**TASK DESCRIPTION**. Copy the records below exactly, but leave out any picture they contain.

(Page transcription entries)
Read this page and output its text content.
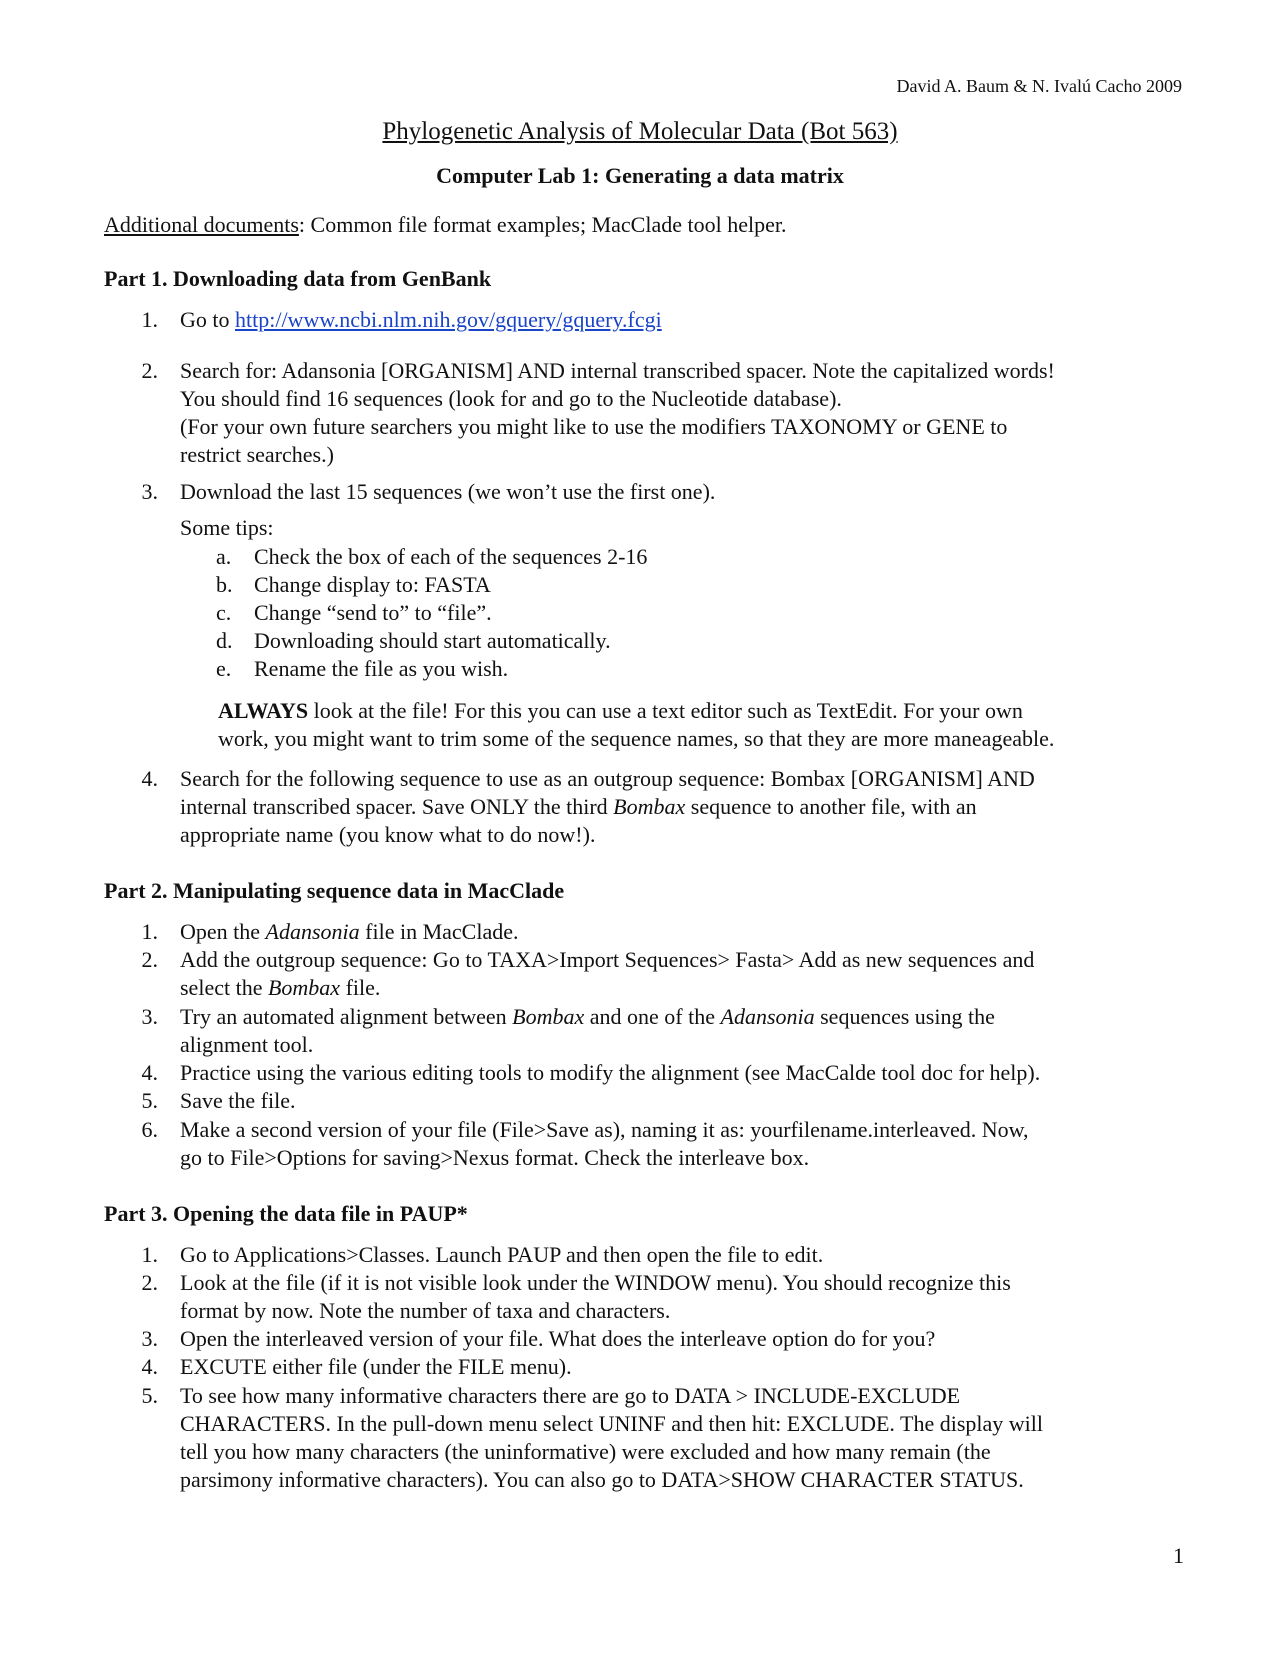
David A. Baum & N. Ivalú Cacho 2009
Phylogenetic Analysis of Molecular Data (Bot 563)
Computer Lab 1: Generating a data matrix
Additional documents: Common file format examples; MacClade tool helper.
Part 1. Downloading data from GenBank
1. Go to http://www.ncbi.nlm.nih.gov/gquery/gquery.fcgi
2. Search for: Adansonia [ORGANISM] AND internal transcribed spacer. Note the capitalized words!
You should find 16 sequences (look for and go to the Nucleotide database).
(For your own future searchers you might like to use the modifiers TAXONOMY or GENE to
restrict searches.)
3. Download the last 15 sequences (we won’t use the first one).
Some tips:
a. Check the box of each of the sequences 2-16
b. Change display to: FASTA
c. Change “send to” to “file”.
d. Downloading should start automatically.
e. Rename the file as you wish.
ALWAYS look at the file! For this you can use a text editor such as TextEdit. For your own
work, you might want to trim some of the sequence names, so that they are more maneageable.
4. Search for the following sequence to use as an outgroup sequence: Bombax [ORGANISM] AND
internal transcribed spacer. Save ONLY the third Bombax sequence to another file, with an
appropriate name (you know what to do now!).
Part 2. Manipulating sequence data in MacClade
1. Open the Adansonia file in MacClade.
2. Add the outgroup sequence: Go to TAXA>Import Sequences> Fasta> Add as new sequences and
select the Bombax file.
3. Try an automated alignment between Bombax and one of the Adansonia sequences using the
alignment tool.
4. Practice using the various editing tools to modify the alignment (see MacCalde tool doc for help).
5. Save the file.
6. Make a second version of your file (File>Save as), naming it as: yourfilename.interleaved. Now,
go to File>Options for saving>Nexus format. Check the interleave box.
Part 3. Opening the data file in PAUP*
1. Go to Applications>Classes. Launch PAUP and then open the file to edit.
2. Look at the file (if it is not visible look under the WINDOW menu). You should recognize this
format by now. Note the number of taxa and characters.
3. Open the interleaved version of your file. What does the interleave option do for you?
4. EXCUTE either file (under the FILE menu).
5. To see how many informative characters there are go to DATA > INCLUDE-EXCLUDE
CHARACTERS. In the pull-down menu select UNINF and then hit: EXCLUDE. The display will
tell you how many characters (the uninformative) were excluded and how many remain (the
parsimony informative characters). You can also go to DATA>SHOW CHARACTER STATUS.
1
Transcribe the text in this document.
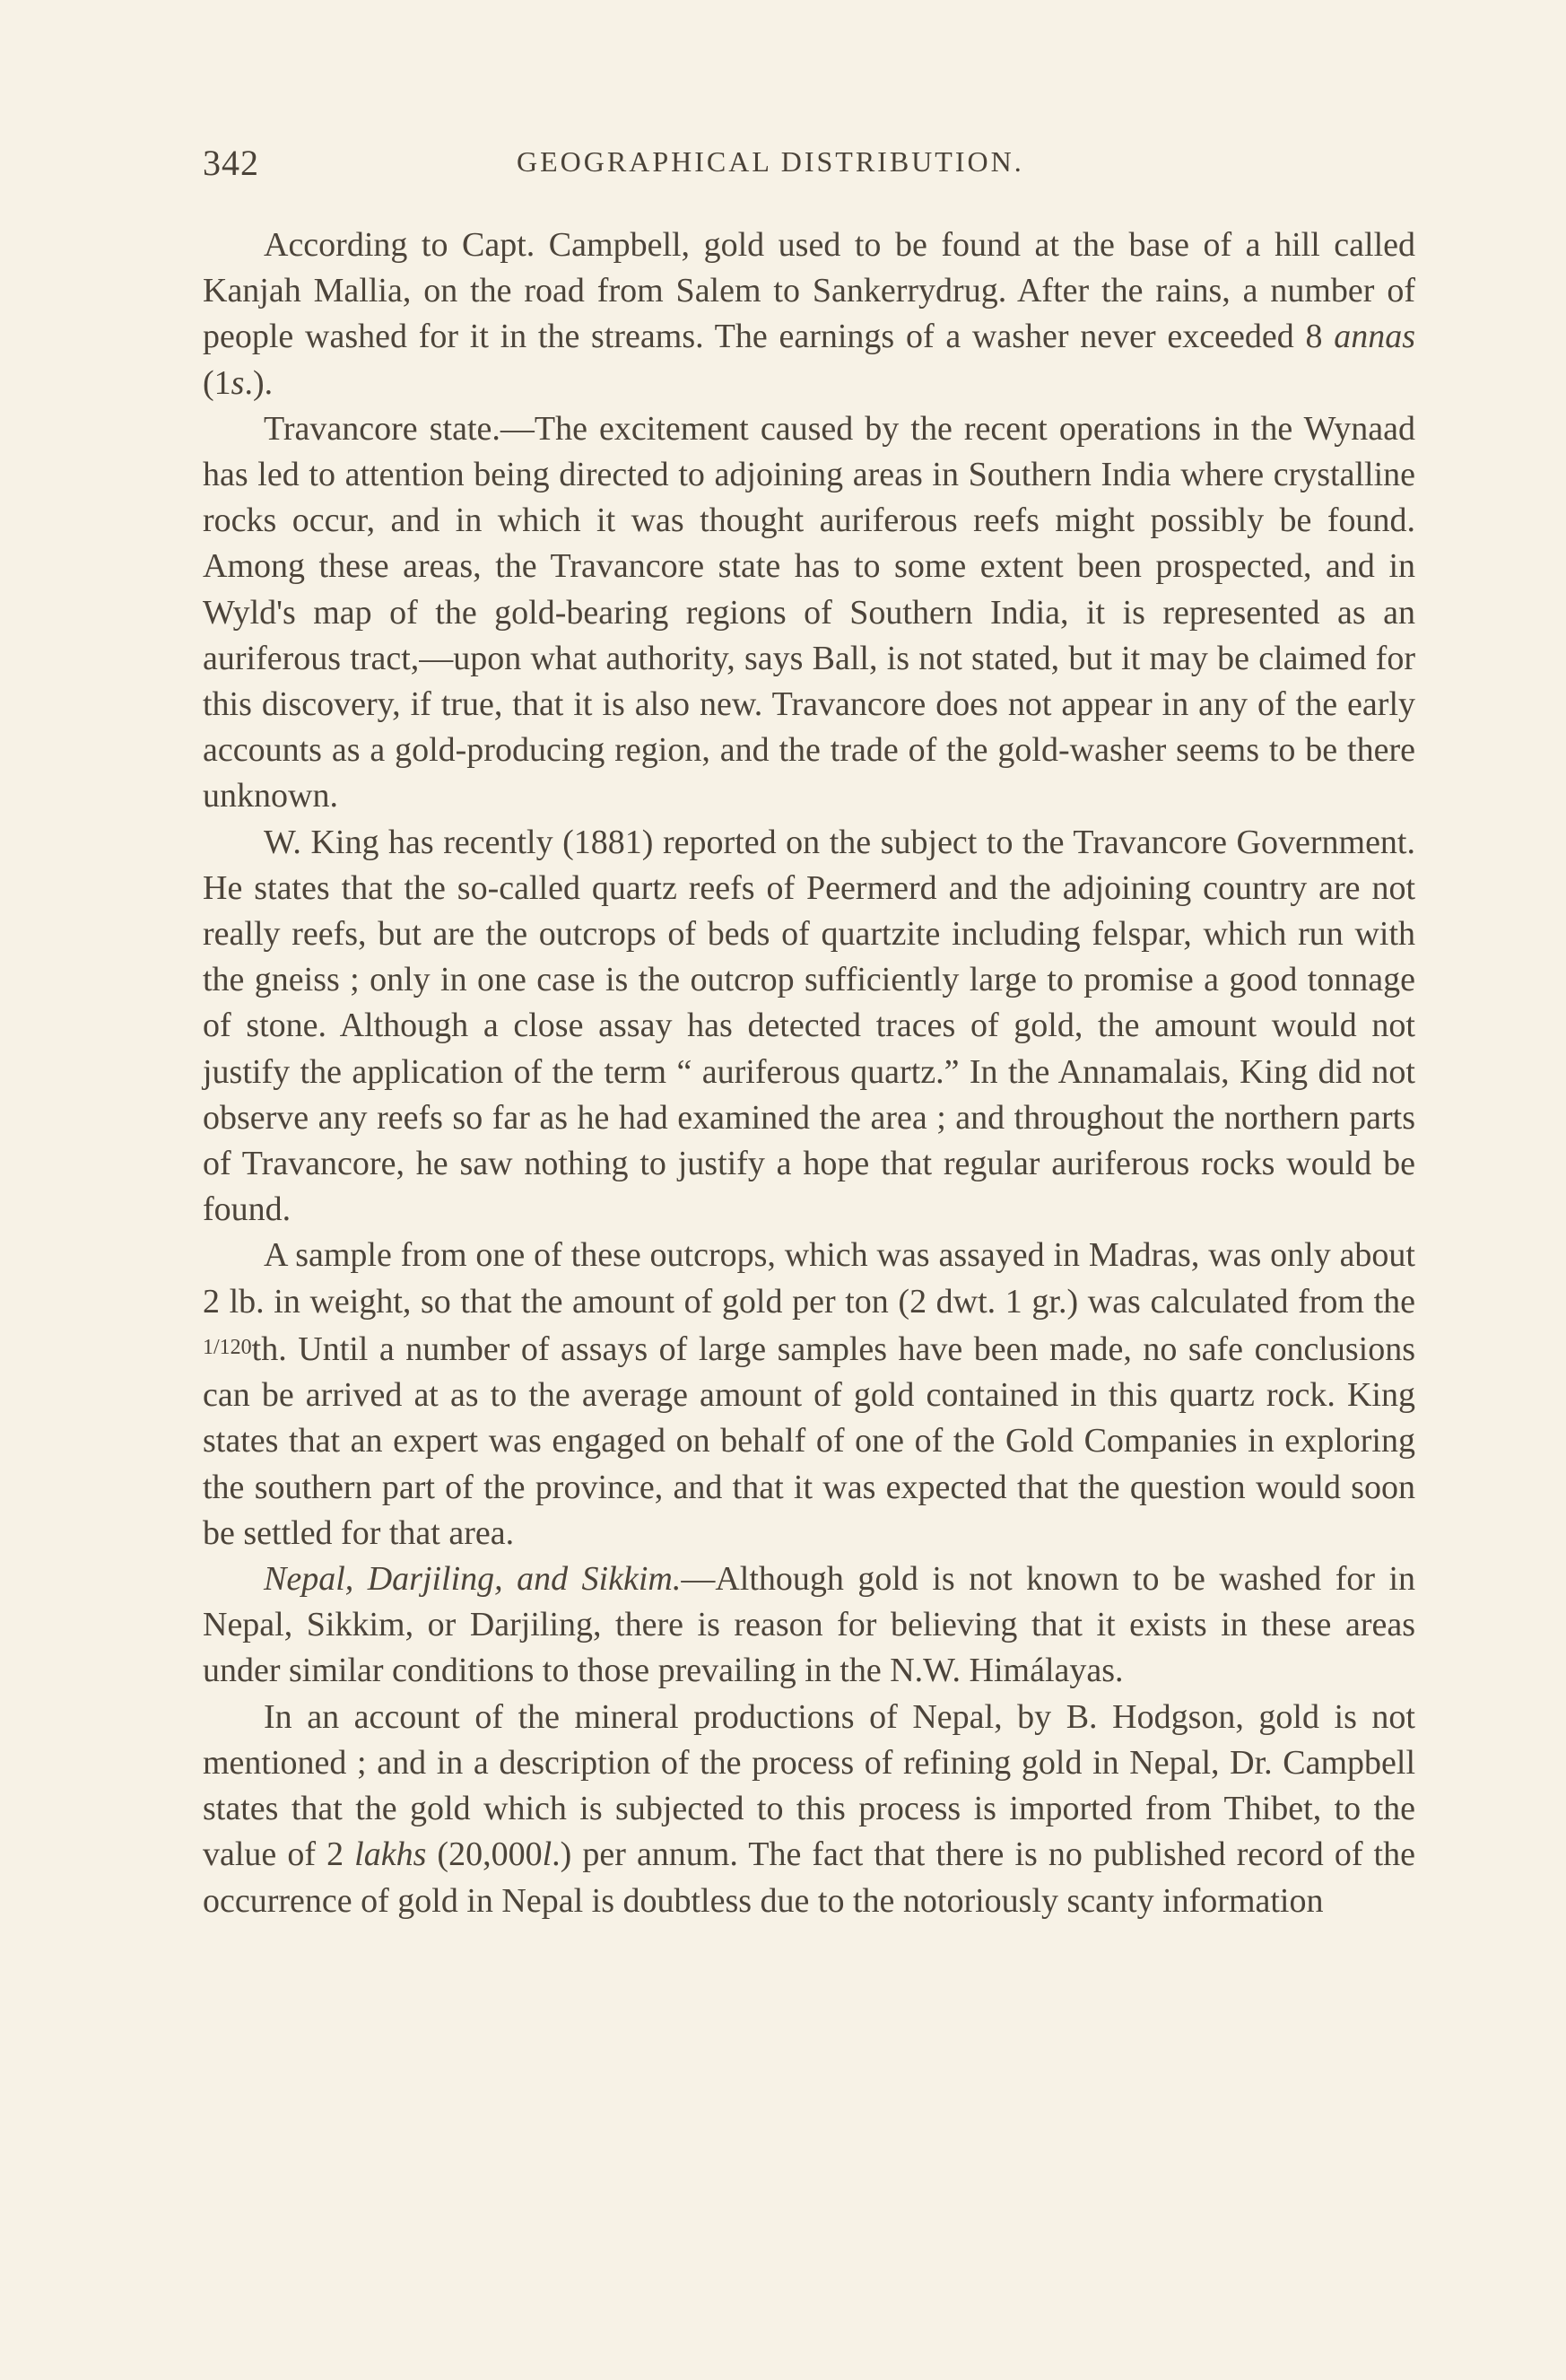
342	GEOGRAPHICAL DISTRIBUTION.

According to Capt. Campbell, gold used to be found at the base of a hill called Kanjah Mallia, on the road from Salem to Sankerrydrug. After the rains, a number of people washed for it in the streams. The earnings of a washer never exceeded 8 annas (1s.).

Travancore state.—The excitement caused by the recent operations in the Wynaad has led to attention being directed to adjoining areas in Southern India where crystalline rocks occur, and in which it was thought auriferous reefs might possibly be found. Among these areas, the Travancore state has to some extent been prospected, and in Wyld's map of the gold-bearing regions of Southern India, it is represented as an auriferous tract,—upon what authority, says Ball, is not stated, but it may be claimed for this discovery, if true, that it is also new. Travancore does not appear in any of the early accounts as a gold-producing region, and the trade of the gold-washer seems to be there unknown.

W. King has recently (1881) reported on the subject to the Travancore Government. He states that the so-called quartz reefs of Peermerd and the adjoining country are not really reefs, but are the outcrops of beds of quartzite including felspar, which run with the gneiss ; only in one case is the outcrop sufficiently large to promise a good tonnage of stone. Although a close assay has detected traces of gold, the amount would not justify the application of the term “ auriferous quartz.” In the Annamalais, King did not observe any reefs so far as he had examined the area ; and throughout the northern parts of Travancore, he saw nothing to justify a hope that regular auriferous rocks would be found.

A sample from one of these outcrops, which was assayed in Madras, was only about 2 lb. in weight, so that the amount of gold per ton (2 dwt. 1 gr.) was calculated from the 1/120th. Until a number of assays of large samples have been made, no safe conclusions can be arrived at as to the average amount of gold contained in this quartz rock. King states that an expert was engaged on behalf of one of the Gold Companies in exploring the southern part of the province, and that it was expected that the question would soon be settled for that area.

Nepal, Darjiling, and Sikkim.—Although gold is not known to be washed for in Nepal, Sikkim, or Darjiling, there is reason for believing that it exists in these areas under similar conditions to those prevailing in the N.W. Himálayas.

In an account of the mineral productions of Nepal, by B. Hodgson, gold is not mentioned ; and in a description of the process of refining gold in Nepal, Dr. Campbell states that the gold which is subjected to this process is imported from Thibet, to the value of 2 lakhs (20,000l.) per annum. The fact that there is no published record of the occurrence of gold in Nepal is doubtless due to the notoriously scanty information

**SOLVED PROBLEM**.
Read this page and output its text content.
David A. Baum & N. Ivalú Cacho 2009
Phylogenetic Analysis of Molecular Data (Bot 563)
Computer Lab 1: Generating a data matrix
Additional documents: Common file format examples; MacClade tool helper.
Part 1. Downloading data from GenBank
1. Go to http://www.ncbi.nlm.nih.gov/gquery/gquery.fcgi
2. Search for: Adansonia [ORGANISM] AND internal transcribed spacer. Note the capitalized words!
You should find 16 sequences (look for and go to the Nucleotide database).
(For your own future searchers you might like to use the modifiers TAXONOMY or GENE to
restrict searches.)
3. Download the last 15 sequences (we won’t use the first one).
Some tips:
a. Check the box of each of the sequences 2-16
b. Change display to: FASTA
c. Change “send to” to “file”.
d. Downloading should start automatically.
e. Rename the file as you wish.
ALWAYS look at the file! For this you can use a text editor such as TextEdit. For your own
work, you might want to trim some of the sequence names, so that they are more maneageable.
4. Search for the following sequence to use as an outgroup sequence: Bombax [ORGANISM] AND
internal transcribed spacer. Save ONLY the third Bombax sequence to another file, with an
appropriate name (you know what to do now!).
Part 2. Manipulating sequence data in MacClade
1. Open the Adansonia file in MacClade.
2. Add the outgroup sequence: Go to TAXA>Import Sequences> Fasta> Add as new sequences and
select the Bombax file.
3. Try an automated alignment between Bombax and one of the Adansonia sequences using the
alignment tool.
4. Practice using the various editing tools to modify the alignment (see MacCalde tool doc for help).
5. Save the file.
6. Make a second version of your file (File>Save as), naming it as: yourfilename.interleaved. Now,
go to File>Options for saving>Nexus format. Check the interleave box.
Part 3. Opening the data file in PAUP*
1. Go to Applications>Classes. Launch PAUP and then open the file to edit.
2. Look at the file (if it is not visible look under the WINDOW menu). You should recognize this
format by now. Note the number of taxa and characters.
3. Open the interleaved version of your file. What does the interleave option do for you?
4. EXCUTE either file (under the FILE menu).
5. To see how many informative characters there are go to DATA > INCLUDE-EXCLUDE
CHARACTERS. In the pull-down menu select UNINF and then hit: EXCLUDE. The display will
tell you how many characters (the uninformative) were excluded and how many remain (the
parsimony informative characters). You can also go to DATA>SHOW CHARACTER STATUS.
1
Transcribe the text in this document.
342	GEOGRAPHICAL DISTRIBUTION.

According to Capt. Campbell, gold used to be found at the base of a hill called Kanjah Mallia, on the road from Salem to Sankerrydrug. After the rains, a number of people washed for it in the streams. The earnings of a washer never exceeded 8 annas (1s.).

Travancore state.—The excitement caused by the recent operations in the Wynaad has led to attention being directed to adjoining areas in Southern India where crystalline rocks occur, and in which it was thought auriferous reefs might possibly be found. Among these areas, the Travancore state has to some extent been prospected, and in Wyld's map of the gold-bearing regions of Southern India, it is represented as an auriferous tract,—upon what authority, says Ball, is not stated, but it may be claimed for this discovery, if true, that it is also new. Travancore does not appear in any of the early accounts as a gold-producing region, and the trade of the gold-washer seems to be there unknown.

W. King has recently (1881) reported on the subject to the Travancore Government. He states that the so-called quartz reefs of Peermerd and the adjoining country are not really reefs, but are the outcrops of beds of quartzite including felspar, which run with the gneiss ; only in one case is the outcrop sufficiently large to promise a good tonnage of stone. Although a close assay has detected traces of gold, the amount would not justify the application of the term “ auriferous quartz.” In the Annamalais, King did not observe any reefs so far as he had examined the area ; and throughout the northern parts of Travancore, he saw nothing to justify a hope that regular auriferous rocks would be found.

A sample from one of these outcrops, which was assayed in Madras, was only about 2 lb. in weight, so that the amount of gold per ton (2 dwt. 1 gr.) was calculated from the 1/120th. Until a number of assays of large samples have been made, no safe conclusions can be arrived at as to the average amount of gold contained in this quartz rock. King states that an expert was engaged on behalf of one of the Gold Companies in exploring the southern part of the province, and that it was expected that the question would soon be settled for that area.

Nepal, Darjiling, and Sikkim.—Although gold is not known to be washed for in Nepal, Sikkim, or Darjiling, there is reason for believing that it exists in these areas under similar conditions to those prevailing in the N.W. Himálayas.

In an account of the mineral productions of Nepal, by B. Hodgson, gold is not mentioned ; and in a description of the process of refining gold in Nepal, Dr. Campbell states that the gold which is subjected to this process is imported from Thibet, to the value of 2 lakhs (20,000l.) per annum. The fact that there is no published record of the occurrence of gold in Nepal is doubtless due to the notoriously scanty information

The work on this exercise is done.